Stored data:
========================
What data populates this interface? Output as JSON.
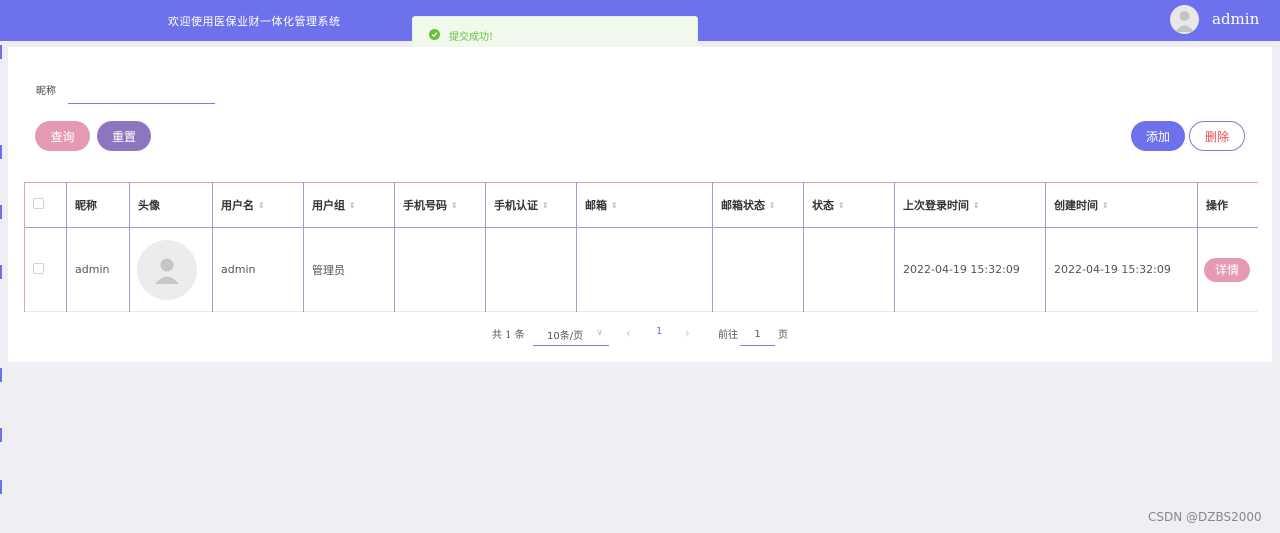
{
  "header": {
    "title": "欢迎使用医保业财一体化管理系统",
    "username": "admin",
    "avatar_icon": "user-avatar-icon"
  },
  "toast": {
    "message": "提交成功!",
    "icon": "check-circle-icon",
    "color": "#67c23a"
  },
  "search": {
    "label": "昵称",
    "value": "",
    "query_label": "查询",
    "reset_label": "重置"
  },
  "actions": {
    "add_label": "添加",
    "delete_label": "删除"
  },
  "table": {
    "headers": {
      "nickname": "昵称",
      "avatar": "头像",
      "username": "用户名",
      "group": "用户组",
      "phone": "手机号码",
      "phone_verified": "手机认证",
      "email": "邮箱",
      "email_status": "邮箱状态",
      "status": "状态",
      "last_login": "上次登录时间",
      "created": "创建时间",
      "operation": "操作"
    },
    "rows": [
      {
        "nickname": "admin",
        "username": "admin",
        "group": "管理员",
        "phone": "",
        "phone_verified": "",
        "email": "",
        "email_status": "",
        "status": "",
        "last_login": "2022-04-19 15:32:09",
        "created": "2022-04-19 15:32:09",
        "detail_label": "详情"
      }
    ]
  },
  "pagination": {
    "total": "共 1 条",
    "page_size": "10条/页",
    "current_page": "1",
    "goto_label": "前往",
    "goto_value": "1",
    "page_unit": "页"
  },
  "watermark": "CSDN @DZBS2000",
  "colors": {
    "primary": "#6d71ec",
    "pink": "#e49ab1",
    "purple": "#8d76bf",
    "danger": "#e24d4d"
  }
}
========================
Given task:
Pictures stay out; reproduce every line of the records exactly.

Task result:
What data populates this interface? Output as JSON.
{
  "header": {
    "title": "欢迎使用医保业财一体化管理系统",
    "username": "admin",
    "avatar_icon": "user-avatar-icon"
  },
  "toast": {
    "message": "提交成功!",
    "icon": "check-circle-icon",
    "color": "#67c23a"
  },
  "search": {
    "label": "昵称",
    "value": "",
    "query_label": "查询",
    "reset_label": "重置"
  },
  "actions": {
    "add_label": "添加",
    "delete_label": "删除"
  },
  "table": {
    "headers": {
      "nickname": "昵称",
      "avatar": "头像",
      "username": "用户名",
      "group": "用户组",
      "phone": "手机号码",
      "phone_verified": "手机认证",
      "email": "邮箱",
      "email_status": "邮箱状态",
      "status": "状态",
      "last_login": "上次登录时间",
      "created": "创建时间",
      "operation": "操作"
    },
    "rows": [
      {
        "nickname": "admin",
        "username": "admin",
        "group": "管理员",
        "phone": "",
        "phone_verified": "",
        "email": "",
        "email_status": "",
        "status": "",
        "last_login": "2022-04-19 15:32:09",
        "created": "2022-04-19 15:32:09",
        "detail_label": "详情"
      }
    ]
  },
  "pagination": {
    "total": "共 1 条",
    "page_size": "10条/页",
    "current_page": "1",
    "goto_label": "前往",
    "goto_value": "1",
    "page_unit": "页"
  },
  "watermark": "CSDN @DZBS2000",
  "colors": {
    "primary": "#6d71ec",
    "pink": "#e49ab1",
    "purple": "#8d76bf",
    "danger": "#e24d4d"
  }
}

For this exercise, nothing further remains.